- [INPUT ROWS]
-- -- --

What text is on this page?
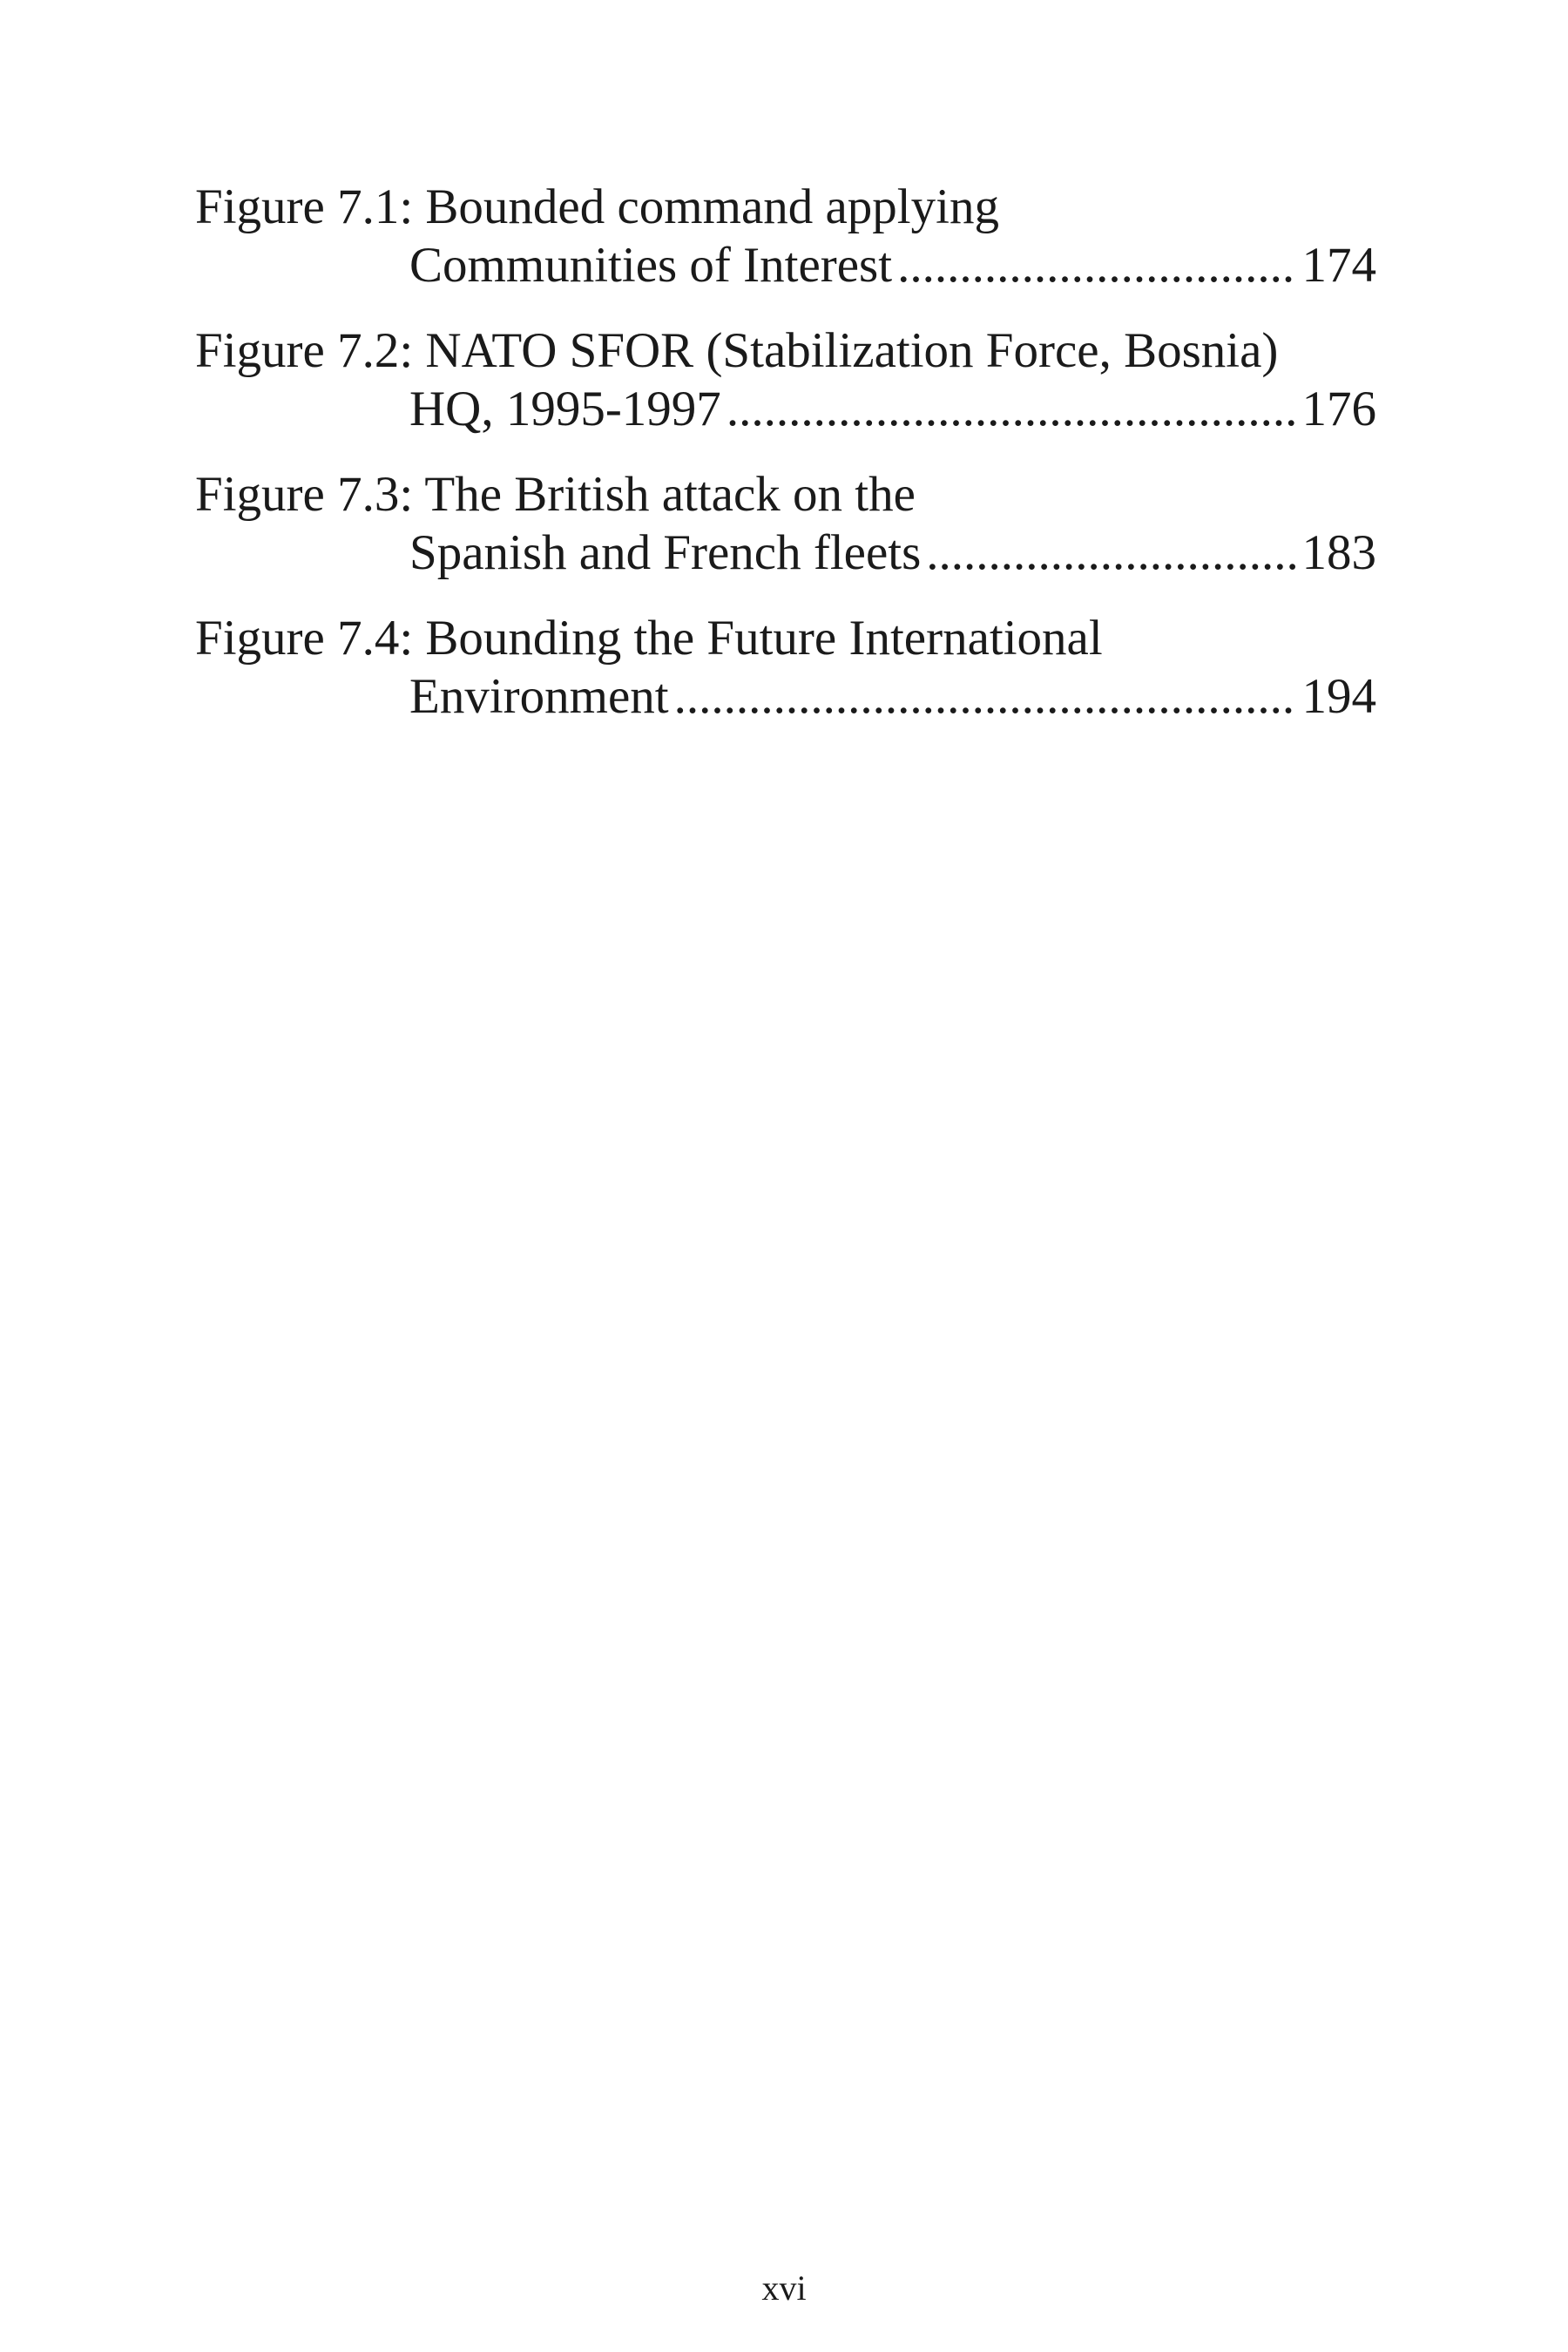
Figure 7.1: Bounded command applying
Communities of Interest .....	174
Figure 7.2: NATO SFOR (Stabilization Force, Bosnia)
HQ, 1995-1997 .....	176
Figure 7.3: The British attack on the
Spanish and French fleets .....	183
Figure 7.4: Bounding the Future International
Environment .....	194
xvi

-- -- --

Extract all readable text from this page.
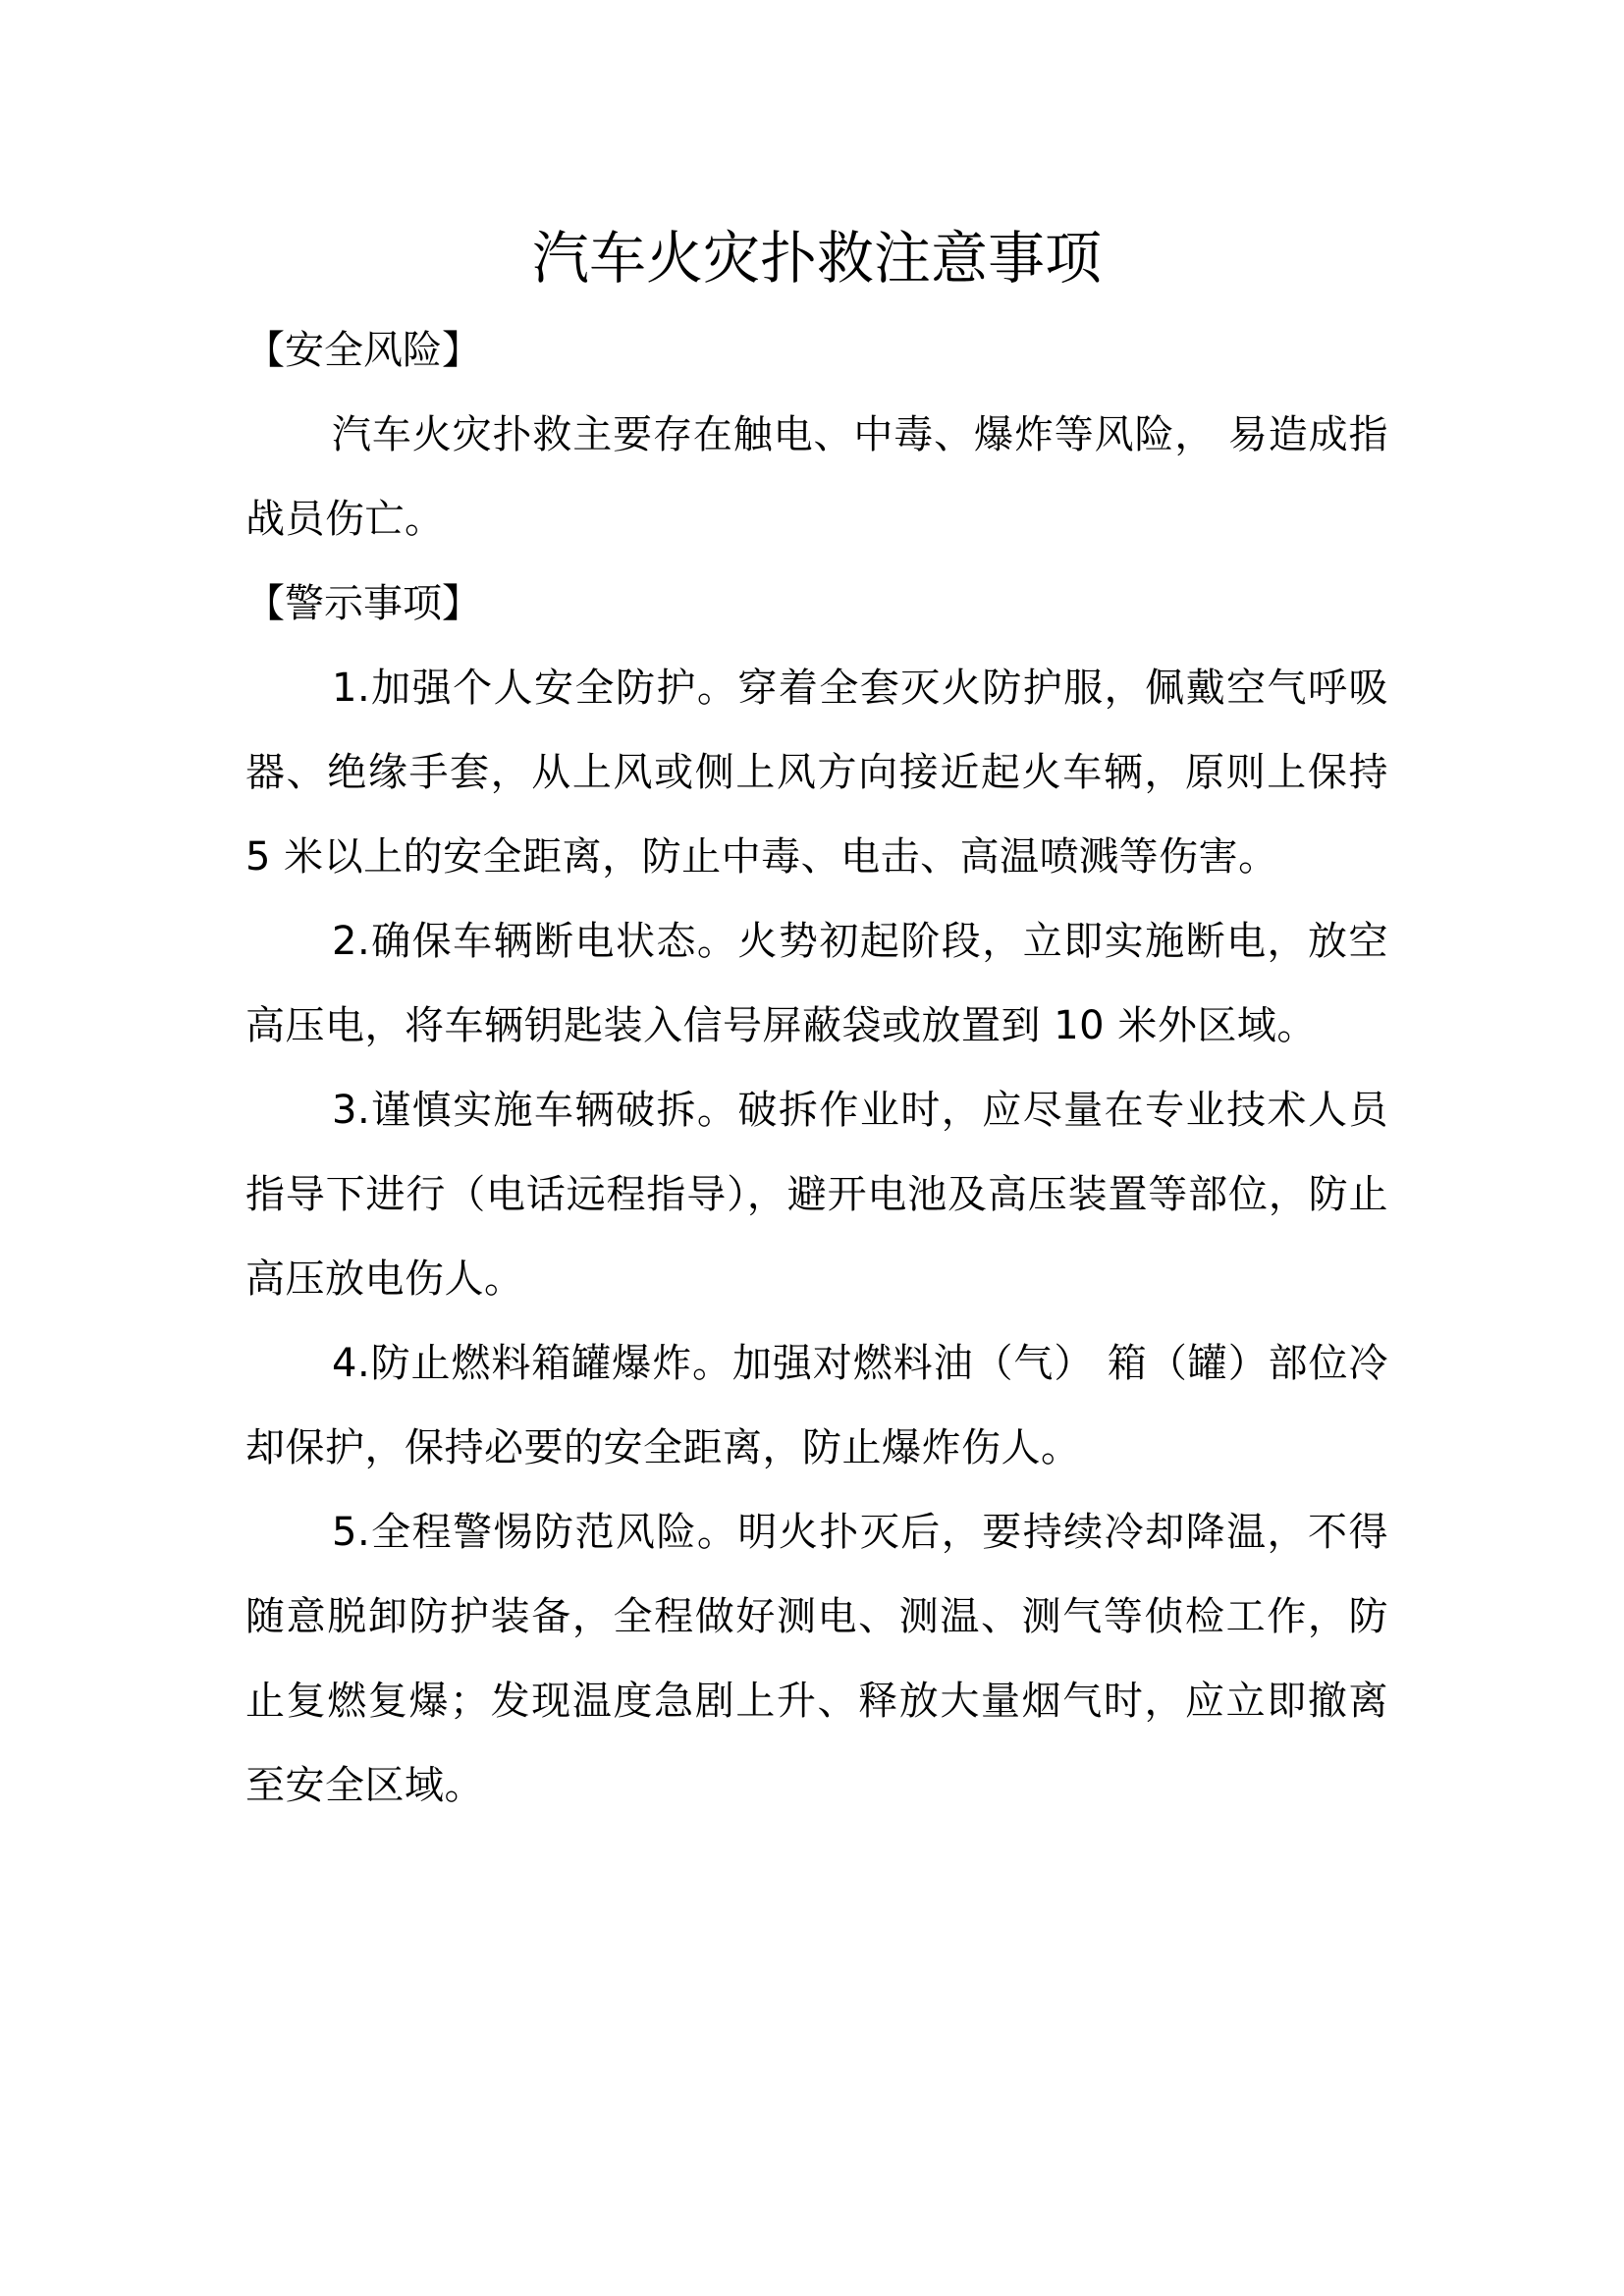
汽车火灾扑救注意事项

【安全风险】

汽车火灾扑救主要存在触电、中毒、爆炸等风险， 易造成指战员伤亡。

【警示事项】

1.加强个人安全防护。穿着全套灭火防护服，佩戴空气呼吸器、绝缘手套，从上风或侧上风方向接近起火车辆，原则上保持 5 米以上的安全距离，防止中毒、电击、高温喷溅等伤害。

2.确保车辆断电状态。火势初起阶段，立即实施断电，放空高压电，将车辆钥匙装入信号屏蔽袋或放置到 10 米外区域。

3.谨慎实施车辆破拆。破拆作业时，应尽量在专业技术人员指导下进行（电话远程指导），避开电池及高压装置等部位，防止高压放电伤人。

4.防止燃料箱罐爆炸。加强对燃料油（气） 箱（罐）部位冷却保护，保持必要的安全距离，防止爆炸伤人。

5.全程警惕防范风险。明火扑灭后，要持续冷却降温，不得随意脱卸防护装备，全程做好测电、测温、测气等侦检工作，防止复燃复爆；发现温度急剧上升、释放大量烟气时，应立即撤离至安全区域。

-- -- --

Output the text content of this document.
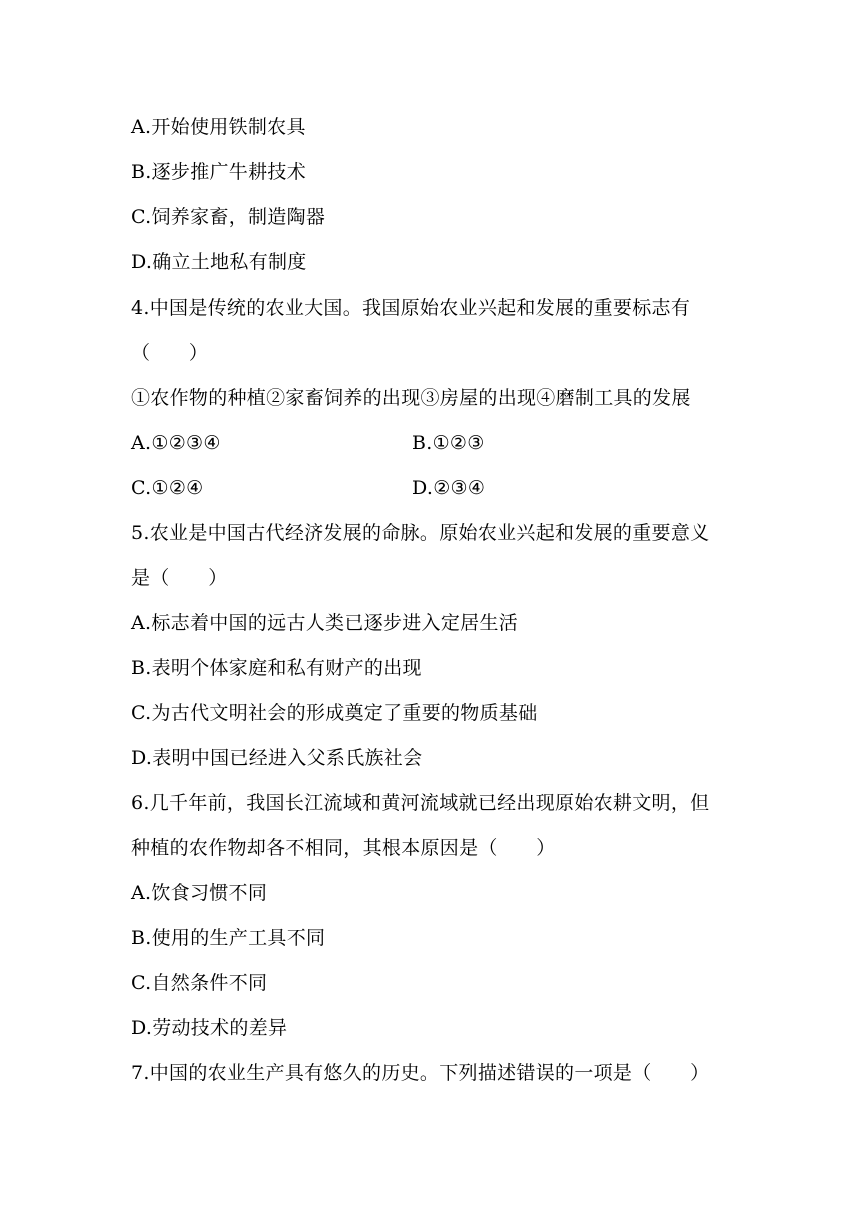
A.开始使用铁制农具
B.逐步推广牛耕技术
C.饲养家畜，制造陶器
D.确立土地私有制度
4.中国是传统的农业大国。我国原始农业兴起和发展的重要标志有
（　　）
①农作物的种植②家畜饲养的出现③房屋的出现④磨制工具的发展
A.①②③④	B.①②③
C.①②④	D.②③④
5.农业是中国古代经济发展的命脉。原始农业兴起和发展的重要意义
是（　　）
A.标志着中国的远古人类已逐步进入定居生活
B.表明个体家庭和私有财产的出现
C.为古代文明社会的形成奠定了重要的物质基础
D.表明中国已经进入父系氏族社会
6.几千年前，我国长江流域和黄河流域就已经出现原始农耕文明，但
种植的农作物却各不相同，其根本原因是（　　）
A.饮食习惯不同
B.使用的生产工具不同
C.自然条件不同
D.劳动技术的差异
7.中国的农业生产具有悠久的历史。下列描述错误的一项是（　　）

-- -- --

All lines above containing the string "text" are to be collected.

What text is on this page?
Extract all readable text from this page.
Output the text content of this document.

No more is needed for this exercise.